-- start --

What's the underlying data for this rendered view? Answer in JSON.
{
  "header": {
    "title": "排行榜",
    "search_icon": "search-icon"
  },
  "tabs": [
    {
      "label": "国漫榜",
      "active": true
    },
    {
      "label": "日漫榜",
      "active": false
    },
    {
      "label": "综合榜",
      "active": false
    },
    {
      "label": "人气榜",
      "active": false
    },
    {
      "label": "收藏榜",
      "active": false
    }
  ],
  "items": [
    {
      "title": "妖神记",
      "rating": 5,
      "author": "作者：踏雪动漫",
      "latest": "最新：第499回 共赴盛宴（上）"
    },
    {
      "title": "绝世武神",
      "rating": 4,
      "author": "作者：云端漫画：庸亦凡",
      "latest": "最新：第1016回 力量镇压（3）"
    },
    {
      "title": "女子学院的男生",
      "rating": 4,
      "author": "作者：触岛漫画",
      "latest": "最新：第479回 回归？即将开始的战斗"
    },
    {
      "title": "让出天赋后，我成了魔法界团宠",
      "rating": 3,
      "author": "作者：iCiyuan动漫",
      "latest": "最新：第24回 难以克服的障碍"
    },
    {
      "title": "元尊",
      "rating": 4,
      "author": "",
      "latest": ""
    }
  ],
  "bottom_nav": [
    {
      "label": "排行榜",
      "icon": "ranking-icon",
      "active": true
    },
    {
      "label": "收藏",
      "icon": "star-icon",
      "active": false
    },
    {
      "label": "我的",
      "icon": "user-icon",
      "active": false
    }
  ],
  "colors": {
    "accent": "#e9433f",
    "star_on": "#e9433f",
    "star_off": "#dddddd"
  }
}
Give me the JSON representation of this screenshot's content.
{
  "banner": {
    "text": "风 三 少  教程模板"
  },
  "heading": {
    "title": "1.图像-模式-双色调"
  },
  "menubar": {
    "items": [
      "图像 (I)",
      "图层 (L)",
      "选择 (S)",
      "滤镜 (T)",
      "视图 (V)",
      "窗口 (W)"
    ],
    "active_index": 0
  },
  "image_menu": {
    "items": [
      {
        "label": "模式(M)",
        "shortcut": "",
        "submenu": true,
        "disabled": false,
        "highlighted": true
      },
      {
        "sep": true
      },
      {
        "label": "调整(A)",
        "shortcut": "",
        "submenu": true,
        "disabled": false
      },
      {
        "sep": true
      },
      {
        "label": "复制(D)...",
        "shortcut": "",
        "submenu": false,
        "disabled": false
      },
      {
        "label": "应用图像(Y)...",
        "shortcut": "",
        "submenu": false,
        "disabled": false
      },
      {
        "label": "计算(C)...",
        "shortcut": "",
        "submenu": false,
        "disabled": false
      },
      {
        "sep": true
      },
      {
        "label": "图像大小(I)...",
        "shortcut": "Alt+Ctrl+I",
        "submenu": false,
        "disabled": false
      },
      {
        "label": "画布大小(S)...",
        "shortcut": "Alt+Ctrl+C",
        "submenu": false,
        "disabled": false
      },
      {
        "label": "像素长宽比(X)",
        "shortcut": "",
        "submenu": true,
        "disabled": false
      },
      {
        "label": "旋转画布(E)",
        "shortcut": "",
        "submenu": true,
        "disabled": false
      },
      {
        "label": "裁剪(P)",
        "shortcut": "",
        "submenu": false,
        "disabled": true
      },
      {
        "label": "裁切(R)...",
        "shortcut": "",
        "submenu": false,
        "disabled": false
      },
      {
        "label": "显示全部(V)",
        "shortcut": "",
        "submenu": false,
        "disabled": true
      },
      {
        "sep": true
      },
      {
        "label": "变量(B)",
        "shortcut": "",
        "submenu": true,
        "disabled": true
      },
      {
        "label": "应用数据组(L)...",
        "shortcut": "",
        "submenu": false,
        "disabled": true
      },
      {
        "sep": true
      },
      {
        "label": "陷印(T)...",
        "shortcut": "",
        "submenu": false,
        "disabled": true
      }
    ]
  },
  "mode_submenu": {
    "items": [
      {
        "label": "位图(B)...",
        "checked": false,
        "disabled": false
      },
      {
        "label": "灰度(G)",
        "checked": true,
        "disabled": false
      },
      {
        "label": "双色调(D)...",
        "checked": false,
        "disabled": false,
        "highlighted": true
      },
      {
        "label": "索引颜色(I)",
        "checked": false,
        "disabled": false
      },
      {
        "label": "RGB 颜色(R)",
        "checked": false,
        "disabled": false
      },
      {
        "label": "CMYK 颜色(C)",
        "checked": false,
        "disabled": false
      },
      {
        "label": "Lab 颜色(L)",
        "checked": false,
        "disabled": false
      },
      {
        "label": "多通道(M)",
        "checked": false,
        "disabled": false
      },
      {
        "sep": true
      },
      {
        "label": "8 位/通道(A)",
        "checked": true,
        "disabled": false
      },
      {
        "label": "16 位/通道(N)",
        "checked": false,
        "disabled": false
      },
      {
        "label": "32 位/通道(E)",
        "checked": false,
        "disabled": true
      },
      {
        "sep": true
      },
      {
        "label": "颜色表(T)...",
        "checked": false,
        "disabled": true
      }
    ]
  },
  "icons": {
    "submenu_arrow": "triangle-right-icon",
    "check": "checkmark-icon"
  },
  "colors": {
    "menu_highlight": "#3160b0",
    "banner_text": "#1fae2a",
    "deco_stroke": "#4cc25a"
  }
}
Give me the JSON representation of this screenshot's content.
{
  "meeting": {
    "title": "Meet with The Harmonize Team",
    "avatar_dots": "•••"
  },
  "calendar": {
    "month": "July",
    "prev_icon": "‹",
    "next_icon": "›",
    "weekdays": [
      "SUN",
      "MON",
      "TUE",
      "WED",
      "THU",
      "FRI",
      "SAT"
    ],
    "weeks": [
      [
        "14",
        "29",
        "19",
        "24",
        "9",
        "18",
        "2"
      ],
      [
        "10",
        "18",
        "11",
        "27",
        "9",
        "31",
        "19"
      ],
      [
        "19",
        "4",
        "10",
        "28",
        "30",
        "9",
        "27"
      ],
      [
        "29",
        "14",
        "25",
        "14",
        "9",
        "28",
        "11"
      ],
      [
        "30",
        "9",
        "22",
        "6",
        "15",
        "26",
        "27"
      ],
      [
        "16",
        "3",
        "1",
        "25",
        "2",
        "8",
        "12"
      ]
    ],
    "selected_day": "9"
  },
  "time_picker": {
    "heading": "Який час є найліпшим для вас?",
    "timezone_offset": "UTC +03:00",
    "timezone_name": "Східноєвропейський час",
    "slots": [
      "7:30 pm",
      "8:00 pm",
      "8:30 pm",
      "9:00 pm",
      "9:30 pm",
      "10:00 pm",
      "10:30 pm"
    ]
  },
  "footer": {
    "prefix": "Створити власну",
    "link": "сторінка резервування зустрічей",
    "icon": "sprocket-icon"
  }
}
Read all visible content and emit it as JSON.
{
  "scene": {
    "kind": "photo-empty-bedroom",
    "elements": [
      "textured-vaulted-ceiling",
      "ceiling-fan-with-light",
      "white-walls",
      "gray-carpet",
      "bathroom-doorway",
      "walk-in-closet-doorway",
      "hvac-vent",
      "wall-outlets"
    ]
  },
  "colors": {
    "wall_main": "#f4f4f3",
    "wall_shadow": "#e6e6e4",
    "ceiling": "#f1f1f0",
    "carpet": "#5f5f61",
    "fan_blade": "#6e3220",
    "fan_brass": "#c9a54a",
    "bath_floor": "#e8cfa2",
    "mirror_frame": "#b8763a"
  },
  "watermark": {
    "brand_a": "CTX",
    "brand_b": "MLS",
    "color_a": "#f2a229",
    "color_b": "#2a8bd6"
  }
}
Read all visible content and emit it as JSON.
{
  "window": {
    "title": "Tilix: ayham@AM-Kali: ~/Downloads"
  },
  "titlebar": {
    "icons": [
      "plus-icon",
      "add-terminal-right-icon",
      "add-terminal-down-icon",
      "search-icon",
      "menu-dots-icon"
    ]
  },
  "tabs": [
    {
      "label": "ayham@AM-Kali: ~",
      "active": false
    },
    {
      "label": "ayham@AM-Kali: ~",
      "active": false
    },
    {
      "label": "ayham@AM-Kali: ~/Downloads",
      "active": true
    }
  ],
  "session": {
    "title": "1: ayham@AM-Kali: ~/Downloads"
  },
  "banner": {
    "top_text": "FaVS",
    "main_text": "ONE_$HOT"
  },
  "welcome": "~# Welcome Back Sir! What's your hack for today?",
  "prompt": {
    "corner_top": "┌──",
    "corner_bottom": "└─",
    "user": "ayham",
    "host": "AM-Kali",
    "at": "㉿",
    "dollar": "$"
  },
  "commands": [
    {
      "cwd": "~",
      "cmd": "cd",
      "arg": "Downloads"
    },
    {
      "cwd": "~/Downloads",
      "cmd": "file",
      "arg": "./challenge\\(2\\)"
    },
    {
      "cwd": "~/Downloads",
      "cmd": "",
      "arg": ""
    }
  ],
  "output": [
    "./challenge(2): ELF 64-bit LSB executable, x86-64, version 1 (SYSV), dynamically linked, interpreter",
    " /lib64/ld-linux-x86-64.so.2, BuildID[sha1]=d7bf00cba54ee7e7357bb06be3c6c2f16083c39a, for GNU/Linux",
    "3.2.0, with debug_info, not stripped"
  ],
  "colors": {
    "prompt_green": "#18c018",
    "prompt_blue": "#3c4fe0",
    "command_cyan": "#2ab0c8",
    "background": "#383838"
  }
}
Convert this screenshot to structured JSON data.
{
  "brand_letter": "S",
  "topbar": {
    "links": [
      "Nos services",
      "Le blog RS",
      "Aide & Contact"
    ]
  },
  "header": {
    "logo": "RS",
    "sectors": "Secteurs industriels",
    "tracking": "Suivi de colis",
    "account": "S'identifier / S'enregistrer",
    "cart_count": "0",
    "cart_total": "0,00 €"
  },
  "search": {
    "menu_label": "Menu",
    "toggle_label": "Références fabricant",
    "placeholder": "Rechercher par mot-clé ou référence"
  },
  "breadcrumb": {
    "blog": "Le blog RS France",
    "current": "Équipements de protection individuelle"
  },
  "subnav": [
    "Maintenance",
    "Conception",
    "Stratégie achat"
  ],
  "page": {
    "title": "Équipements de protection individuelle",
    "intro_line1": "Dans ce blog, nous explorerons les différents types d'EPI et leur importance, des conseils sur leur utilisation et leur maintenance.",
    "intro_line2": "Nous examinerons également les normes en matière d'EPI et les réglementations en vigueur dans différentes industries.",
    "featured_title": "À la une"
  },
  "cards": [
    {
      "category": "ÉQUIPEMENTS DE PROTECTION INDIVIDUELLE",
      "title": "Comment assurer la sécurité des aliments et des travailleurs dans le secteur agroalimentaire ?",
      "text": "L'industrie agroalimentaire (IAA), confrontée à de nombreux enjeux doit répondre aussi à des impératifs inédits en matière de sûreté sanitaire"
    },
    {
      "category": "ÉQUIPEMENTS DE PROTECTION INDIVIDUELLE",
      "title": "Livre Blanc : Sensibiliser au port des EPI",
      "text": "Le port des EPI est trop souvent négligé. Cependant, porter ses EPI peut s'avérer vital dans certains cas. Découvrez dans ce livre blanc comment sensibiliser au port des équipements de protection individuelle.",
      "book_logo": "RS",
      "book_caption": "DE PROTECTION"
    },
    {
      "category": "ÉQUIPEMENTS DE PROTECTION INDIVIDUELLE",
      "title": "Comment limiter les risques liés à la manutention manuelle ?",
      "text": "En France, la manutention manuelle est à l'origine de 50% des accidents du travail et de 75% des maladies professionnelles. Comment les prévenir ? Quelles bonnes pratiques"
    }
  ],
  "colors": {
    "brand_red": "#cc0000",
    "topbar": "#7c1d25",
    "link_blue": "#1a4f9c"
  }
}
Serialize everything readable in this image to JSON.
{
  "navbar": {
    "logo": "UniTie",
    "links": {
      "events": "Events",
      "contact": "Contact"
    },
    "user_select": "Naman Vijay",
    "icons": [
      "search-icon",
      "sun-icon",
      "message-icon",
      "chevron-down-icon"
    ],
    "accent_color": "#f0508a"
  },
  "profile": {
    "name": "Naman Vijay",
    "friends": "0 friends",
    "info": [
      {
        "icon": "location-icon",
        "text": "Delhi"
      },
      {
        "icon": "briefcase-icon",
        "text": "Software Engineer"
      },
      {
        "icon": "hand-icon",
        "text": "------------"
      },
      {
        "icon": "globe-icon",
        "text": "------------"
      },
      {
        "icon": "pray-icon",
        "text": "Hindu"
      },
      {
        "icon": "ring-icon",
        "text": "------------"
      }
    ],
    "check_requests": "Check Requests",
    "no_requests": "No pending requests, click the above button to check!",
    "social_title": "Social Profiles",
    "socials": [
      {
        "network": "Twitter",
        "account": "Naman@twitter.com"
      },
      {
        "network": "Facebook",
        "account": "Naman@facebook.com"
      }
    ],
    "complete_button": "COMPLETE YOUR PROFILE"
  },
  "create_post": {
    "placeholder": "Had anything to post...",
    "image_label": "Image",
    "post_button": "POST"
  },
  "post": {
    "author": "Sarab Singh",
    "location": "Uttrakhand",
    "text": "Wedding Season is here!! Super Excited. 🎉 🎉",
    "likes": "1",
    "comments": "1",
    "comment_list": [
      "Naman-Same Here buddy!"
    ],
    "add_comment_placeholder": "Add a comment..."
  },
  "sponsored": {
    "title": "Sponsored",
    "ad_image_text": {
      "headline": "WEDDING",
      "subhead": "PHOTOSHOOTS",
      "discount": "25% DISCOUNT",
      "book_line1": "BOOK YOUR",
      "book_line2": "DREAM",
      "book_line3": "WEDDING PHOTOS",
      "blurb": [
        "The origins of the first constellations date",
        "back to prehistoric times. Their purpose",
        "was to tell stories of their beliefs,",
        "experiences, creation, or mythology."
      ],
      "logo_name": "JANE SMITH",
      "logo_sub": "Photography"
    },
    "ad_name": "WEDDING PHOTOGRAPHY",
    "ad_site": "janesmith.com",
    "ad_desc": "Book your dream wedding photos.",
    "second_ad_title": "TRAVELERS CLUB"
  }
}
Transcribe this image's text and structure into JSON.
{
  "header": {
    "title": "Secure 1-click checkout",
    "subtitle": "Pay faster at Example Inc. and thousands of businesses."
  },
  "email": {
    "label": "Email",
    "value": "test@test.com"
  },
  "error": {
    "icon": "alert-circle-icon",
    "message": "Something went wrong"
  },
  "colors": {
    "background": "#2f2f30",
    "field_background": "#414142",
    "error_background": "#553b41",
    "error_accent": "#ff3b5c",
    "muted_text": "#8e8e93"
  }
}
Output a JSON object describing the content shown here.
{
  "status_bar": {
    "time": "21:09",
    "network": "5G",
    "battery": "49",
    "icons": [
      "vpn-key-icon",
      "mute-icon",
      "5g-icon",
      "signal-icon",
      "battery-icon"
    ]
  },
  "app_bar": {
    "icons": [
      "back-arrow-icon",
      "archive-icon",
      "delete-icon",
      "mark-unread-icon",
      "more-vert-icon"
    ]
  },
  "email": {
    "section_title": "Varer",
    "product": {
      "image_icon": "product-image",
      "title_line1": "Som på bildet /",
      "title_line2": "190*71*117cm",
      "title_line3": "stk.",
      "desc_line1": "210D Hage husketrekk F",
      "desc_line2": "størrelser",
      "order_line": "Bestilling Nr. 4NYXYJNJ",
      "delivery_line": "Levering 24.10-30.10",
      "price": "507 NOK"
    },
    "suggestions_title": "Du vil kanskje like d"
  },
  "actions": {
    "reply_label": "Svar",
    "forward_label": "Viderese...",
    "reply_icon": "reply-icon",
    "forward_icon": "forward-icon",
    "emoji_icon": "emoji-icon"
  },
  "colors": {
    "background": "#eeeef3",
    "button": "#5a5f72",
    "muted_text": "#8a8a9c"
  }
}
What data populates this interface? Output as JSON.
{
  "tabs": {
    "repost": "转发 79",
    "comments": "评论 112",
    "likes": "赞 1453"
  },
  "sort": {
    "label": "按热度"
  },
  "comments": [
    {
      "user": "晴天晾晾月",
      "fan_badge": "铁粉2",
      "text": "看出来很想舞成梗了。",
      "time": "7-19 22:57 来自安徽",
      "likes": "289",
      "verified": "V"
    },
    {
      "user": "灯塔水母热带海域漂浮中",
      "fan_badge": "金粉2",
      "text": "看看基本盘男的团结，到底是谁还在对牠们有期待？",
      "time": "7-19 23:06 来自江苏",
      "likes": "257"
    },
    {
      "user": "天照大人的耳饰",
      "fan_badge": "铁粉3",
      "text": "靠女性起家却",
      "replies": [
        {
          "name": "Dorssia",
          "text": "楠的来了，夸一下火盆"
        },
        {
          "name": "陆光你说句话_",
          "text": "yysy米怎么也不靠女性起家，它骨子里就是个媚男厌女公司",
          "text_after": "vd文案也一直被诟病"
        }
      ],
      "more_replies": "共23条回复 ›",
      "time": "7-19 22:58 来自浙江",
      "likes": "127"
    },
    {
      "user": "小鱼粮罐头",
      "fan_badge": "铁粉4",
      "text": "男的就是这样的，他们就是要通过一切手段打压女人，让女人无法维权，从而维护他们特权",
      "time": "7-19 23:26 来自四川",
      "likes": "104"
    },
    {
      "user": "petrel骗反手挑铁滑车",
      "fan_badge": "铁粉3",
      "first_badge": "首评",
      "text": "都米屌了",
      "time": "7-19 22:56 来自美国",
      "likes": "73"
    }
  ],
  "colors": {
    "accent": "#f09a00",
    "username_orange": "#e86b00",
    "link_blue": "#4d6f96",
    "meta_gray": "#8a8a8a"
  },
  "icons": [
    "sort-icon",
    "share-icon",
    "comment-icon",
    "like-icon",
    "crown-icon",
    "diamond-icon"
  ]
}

-- end --

### What the task requires
Pull every line containing the word "doorway" out of the entries above.

### Written response
      "bathroom-doorway",
      "walk-in-closet-doorway",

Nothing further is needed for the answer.